Collected data entries
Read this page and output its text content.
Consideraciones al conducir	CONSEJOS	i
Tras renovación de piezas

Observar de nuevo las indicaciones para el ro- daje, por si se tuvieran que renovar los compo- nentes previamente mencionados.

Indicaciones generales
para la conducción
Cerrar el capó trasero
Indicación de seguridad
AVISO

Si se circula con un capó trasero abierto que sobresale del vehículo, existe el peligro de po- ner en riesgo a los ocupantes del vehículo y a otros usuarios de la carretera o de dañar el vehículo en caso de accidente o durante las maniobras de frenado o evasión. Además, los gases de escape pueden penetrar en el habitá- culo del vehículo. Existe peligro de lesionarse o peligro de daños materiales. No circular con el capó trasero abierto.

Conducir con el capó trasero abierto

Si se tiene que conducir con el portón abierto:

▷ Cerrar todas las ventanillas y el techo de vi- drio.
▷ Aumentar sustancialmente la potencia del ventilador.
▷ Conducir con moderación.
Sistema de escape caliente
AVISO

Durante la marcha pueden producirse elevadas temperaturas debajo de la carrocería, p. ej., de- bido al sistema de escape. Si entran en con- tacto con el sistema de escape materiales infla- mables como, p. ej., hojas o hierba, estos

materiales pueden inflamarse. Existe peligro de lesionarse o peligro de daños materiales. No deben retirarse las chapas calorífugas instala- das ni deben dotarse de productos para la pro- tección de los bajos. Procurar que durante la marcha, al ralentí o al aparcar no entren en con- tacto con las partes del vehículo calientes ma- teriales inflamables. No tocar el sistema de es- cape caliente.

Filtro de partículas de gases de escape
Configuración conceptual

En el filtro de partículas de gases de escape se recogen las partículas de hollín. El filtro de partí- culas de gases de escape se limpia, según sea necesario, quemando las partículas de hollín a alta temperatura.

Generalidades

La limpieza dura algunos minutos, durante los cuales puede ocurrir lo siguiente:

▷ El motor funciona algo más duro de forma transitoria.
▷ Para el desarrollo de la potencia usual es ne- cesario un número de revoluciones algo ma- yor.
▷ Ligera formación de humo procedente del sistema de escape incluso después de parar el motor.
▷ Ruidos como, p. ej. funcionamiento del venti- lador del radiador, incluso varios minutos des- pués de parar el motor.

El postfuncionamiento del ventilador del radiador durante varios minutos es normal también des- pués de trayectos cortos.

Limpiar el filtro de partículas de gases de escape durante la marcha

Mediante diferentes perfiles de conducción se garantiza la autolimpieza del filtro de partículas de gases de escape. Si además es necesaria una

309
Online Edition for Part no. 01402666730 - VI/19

## Given problem
Take the data above and return it exactly.

## Full output
Read this page and output its text content.
Consideraciones al conducir	CONSEJOS	i
Tras renovación de piezas

Observar de nuevo las indicaciones para el ro- daje, por si se tuvieran que renovar los compo- nentes previamente mencionados.

Indicaciones generales
para la conducción
Cerrar el capó trasero
Indicación de seguridad
AVISO

Si se circula con un capó trasero abierto que sobresale del vehículo, existe el peligro de po- ner en riesgo a los ocupantes del vehículo y a otros usuarios de la carretera o de dañar el vehículo en caso de accidente o durante las maniobras de frenado o evasión. Además, los gases de escape pueden penetrar en el habitá- culo del vehículo. Existe peligro de lesionarse o peligro de daños materiales. No circular con el capó trasero abierto.

Conducir con el capó trasero abierto

Si se tiene que conducir con el portón abierto:

▷ Cerrar todas las ventanillas y el techo de vi- drio.
▷ Aumentar sustancialmente la potencia del ventilador.
▷ Conducir con moderación.
Sistema de escape caliente
AVISO

Durante la marcha pueden producirse elevadas temperaturas debajo de la carrocería, p. ej., de- bido al sistema de escape. Si entran en con- tacto con el sistema de escape materiales infla- mables como, p. ej., hojas o hierba, estos

materiales pueden inflamarse. Existe peligro de lesionarse o peligro de daños materiales. No deben retirarse las chapas calorífugas instala- das ni deben dotarse de productos para la pro- tección de los bajos. Procurar que durante la marcha, al ralentí o al aparcar no entren en con- tacto con las partes del vehículo calientes ma- teriales inflamables. No tocar el sistema de es- cape caliente.

Filtro de partículas de gases de escape
Configuración conceptual

En el filtro de partículas de gases de escape se recogen las partículas de hollín. El filtro de partí- culas de gases de escape se limpia, según sea necesario, quemando las partículas de hollín a alta temperatura.

Generalidades

La limpieza dura algunos minutos, durante los cuales puede ocurrir lo siguiente:

▷ El motor funciona algo más duro de forma transitoria.
▷ Para el desarrollo de la potencia usual es ne- cesario un número de revoluciones algo ma- yor.
▷ Ligera formación de humo procedente del sistema de escape incluso después de parar el motor.
▷ Ruidos como, p. ej. funcionamiento del venti- lador del radiador, incluso varios minutos des- pués de parar el motor.

El postfuncionamiento del ventilador del radiador durante varios minutos es normal también des- pués de trayectos cortos.

Limpiar el filtro de partículas de gases de escape durante la marcha

Mediante diferentes perfiles de conducción se garantiza la autolimpieza del filtro de partículas de gases de escape. Si además es necesaria una

309
Online Edition for Part no. 01402666730 - VI/19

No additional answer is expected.